**OBJECTIVE**
Print the whole listing exactly.

Collected data
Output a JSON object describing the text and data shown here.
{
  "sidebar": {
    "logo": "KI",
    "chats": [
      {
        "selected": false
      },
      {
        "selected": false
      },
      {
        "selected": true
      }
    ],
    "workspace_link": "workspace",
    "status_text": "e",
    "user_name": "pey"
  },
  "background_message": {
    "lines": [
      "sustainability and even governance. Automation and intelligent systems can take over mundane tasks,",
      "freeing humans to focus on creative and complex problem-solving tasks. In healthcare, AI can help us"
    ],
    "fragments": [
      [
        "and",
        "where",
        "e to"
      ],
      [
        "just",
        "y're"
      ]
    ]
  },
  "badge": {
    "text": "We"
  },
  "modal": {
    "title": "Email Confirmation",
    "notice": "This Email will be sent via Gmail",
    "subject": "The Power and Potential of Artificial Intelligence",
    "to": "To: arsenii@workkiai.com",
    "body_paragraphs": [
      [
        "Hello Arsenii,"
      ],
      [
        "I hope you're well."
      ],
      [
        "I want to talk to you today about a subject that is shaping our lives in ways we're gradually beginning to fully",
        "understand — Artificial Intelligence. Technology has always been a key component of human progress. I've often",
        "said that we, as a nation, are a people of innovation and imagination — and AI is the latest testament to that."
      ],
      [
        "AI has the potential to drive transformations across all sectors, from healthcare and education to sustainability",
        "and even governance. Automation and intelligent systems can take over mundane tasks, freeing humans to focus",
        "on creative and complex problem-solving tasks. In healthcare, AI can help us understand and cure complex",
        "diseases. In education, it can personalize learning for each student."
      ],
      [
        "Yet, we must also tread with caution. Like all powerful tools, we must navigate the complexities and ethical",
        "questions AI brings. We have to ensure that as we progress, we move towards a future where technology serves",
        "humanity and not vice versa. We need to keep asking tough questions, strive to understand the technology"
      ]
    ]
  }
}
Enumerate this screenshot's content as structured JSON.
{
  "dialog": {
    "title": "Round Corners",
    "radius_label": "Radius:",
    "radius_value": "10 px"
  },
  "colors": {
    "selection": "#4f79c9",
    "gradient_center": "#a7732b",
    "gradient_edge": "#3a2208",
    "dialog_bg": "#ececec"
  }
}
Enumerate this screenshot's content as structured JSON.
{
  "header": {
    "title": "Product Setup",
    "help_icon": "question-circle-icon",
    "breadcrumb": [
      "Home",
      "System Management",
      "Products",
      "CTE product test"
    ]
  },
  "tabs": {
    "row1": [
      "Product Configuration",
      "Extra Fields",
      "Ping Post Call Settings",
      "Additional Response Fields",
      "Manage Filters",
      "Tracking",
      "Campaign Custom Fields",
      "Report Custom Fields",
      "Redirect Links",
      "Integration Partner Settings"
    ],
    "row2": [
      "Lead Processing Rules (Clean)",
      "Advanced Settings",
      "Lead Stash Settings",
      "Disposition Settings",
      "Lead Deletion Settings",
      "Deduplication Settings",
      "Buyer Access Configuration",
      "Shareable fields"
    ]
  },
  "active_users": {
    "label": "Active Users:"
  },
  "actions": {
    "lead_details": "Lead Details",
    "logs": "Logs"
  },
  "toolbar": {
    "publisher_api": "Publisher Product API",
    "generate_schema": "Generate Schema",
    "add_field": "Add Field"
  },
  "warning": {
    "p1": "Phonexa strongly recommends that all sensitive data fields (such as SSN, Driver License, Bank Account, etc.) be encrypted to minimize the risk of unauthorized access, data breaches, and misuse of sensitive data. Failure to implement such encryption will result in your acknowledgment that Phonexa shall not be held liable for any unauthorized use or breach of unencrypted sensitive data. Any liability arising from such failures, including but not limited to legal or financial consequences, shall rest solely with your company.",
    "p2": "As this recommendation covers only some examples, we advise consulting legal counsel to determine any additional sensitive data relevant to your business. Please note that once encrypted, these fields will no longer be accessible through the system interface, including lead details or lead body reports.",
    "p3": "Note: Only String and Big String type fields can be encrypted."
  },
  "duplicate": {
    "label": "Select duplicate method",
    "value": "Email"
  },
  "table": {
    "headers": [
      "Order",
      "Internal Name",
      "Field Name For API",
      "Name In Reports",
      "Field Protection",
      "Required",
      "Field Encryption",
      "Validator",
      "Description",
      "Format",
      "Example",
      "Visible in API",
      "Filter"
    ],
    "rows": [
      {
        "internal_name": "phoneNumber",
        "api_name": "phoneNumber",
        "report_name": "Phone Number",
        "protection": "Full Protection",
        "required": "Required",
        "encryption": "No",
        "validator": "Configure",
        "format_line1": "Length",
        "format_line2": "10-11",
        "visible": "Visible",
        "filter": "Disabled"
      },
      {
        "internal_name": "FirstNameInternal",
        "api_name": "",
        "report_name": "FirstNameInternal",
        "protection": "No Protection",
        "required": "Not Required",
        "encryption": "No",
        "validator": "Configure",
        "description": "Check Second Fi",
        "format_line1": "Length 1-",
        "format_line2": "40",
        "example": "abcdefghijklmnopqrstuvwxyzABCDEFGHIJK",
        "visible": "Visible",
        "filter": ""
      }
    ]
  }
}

**SOLVED PROBLEM**
Output a JSON object describing the text and data shown here.
{
  "sidebar": {
    "logo": "KI",
    "chats": [
      {
        "selected": false
      },
      {
        "selected": false
      },
      {
        "selected": true
      }
    ],
    "workspace_link": "workspace",
    "status_text": "e",
    "user_name": "pey"
  },
  "background_message": {
    "lines": [
      "sustainability and even governance. Automation and intelligent systems can take over mundane tasks,",
      "freeing humans to focus on creative and complex problem-solving tasks. In healthcare, AI can help us"
    ],
    "fragments": [
      [
        "and",
        "where",
        "e to"
      ],
      [
        "just",
        "y're"
      ]
    ]
  },
  "badge": {
    "text": "We"
  },
  "modal": {
    "title": "Email Confirmation",
    "notice": "This Email will be sent via Gmail",
    "subject": "The Power and Potential of Artificial Intelligence",
    "to": "To: arsenii@workkiai.com",
    "body_paragraphs": [
      [
        "Hello Arsenii,"
      ],
      [
        "I hope you're well."
      ],
      [
        "I want to talk to you today about a subject that is shaping our lives in ways we're gradually beginning to fully",
        "understand — Artificial Intelligence. Technology has always been a key component of human progress. I've often",
        "said that we, as a nation, are a people of innovation and imagination — and AI is the latest testament to that."
      ],
      [
        "AI has the potential to drive transformations across all sectors, from healthcare and education to sustainability",
        "and even governance. Automation and intelligent systems can take over mundane tasks, freeing humans to focus",
        "on creative and complex problem-solving tasks. In healthcare, AI can help us understand and cure complex",
        "diseases. In education, it can personalize learning for each student."
      ],
      [
        "Yet, we must also tread with caution. Like all powerful tools, we must navigate the complexities and ethical",
        "questions AI brings. We have to ensure that as we progress, we move towards a future where technology serves",
        "humanity and not vice versa. We need to keep asking tough questions, strive to understand the technology"
      ]
    ]
  }
}
Enumerate this screenshot's content as structured JSON.
{
  "dialog": {
    "title": "Round Corners",
    "radius_label": "Radius:",
    "radius_value": "10 px"
  },
  "colors": {
    "selection": "#4f79c9",
    "gradient_center": "#a7732b",
    "gradient_edge": "#3a2208",
    "dialog_bg": "#ececec"
  }
}
Enumerate this screenshot's content as structured JSON.
{
  "header": {
    "title": "Product Setup",
    "help_icon": "question-circle-icon",
    "breadcrumb": [
      "Home",
      "System Management",
      "Products",
      "CTE product test"
    ]
  },
  "tabs": {
    "row1": [
      "Product Configuration",
      "Extra Fields",
      "Ping Post Call Settings",
      "Additional Response Fields",
      "Manage Filters",
      "Tracking",
      "Campaign Custom Fields",
      "Report Custom Fields",
      "Redirect Links",
      "Integration Partner Settings"
    ],
    "row2": [
      "Lead Processing Rules (Clean)",
      "Advanced Settings",
      "Lead Stash Settings",
      "Disposition Settings",
      "Lead Deletion Settings",
      "Deduplication Settings",
      "Buyer Access Configuration",
      "Shareable fields"
    ]
  },
  "active_users": {
    "label": "Active Users:"
  },
  "actions": {
    "lead_details": "Lead Details",
    "logs": "Logs"
  },
  "toolbar": {
    "publisher_api": "Publisher Product API",
    "generate_schema": "Generate Schema",
    "add_field": "Add Field"
  },
  "warning": {
    "p1": "Phonexa strongly recommends that all sensitive data fields (such as SSN, Driver License, Bank Account, etc.) be encrypted to minimize the risk of unauthorized access, data breaches, and misuse of sensitive data. Failure to implement such encryption will result in your acknowledgment that Phonexa shall not be held liable for any unauthorized use or breach of unencrypted sensitive data. Any liability arising from such failures, including but not limited to legal or financial consequences, shall rest solely with your company.",
    "p2": "As this recommendation covers only some examples, we advise consulting legal counsel to determine any additional sensitive data relevant to your business. Please note that once encrypted, these fields will no longer be accessible through the system interface, including lead details or lead body reports.",
    "p3": "Note: Only String and Big String type fields can be encrypted."
  },
  "duplicate": {
    "label": "Select duplicate method",
    "value": "Email"
  },
  "table": {
    "headers": [
      "Order",
      "Internal Name",
      "Field Name For API",
      "Name In Reports",
      "Field Protection",
      "Required",
      "Field Encryption",
      "Validator",
      "Description",
      "Format",
      "Example",
      "Visible in API",
      "Filter"
    ],
    "rows": [
      {
        "internal_name": "phoneNumber",
        "api_name": "phoneNumber",
        "report_name": "Phone Number",
        "protection": "Full Protection",
        "required": "Required",
        "encryption": "No",
        "validator": "Configure",
        "format_line1": "Length",
        "format_line2": "10-11",
        "visible": "Visible",
        "filter": "Disabled"
      },
      {
        "internal_name": "FirstNameInternal",
        "api_name": "",
        "report_name": "FirstNameInternal",
        "protection": "No Protection",
        "required": "Not Required",
        "encryption": "No",
        "validator": "Configure",
        "description": "Check Second Fi",
        "format_line1": "Length 1-",
        "format_line2": "40",
        "example": "abcdefghijklmnopqrstuvwxyzABCDEFGHIJK",
        "visible": "Visible",
        "filter": ""
      }
    ]
  }
}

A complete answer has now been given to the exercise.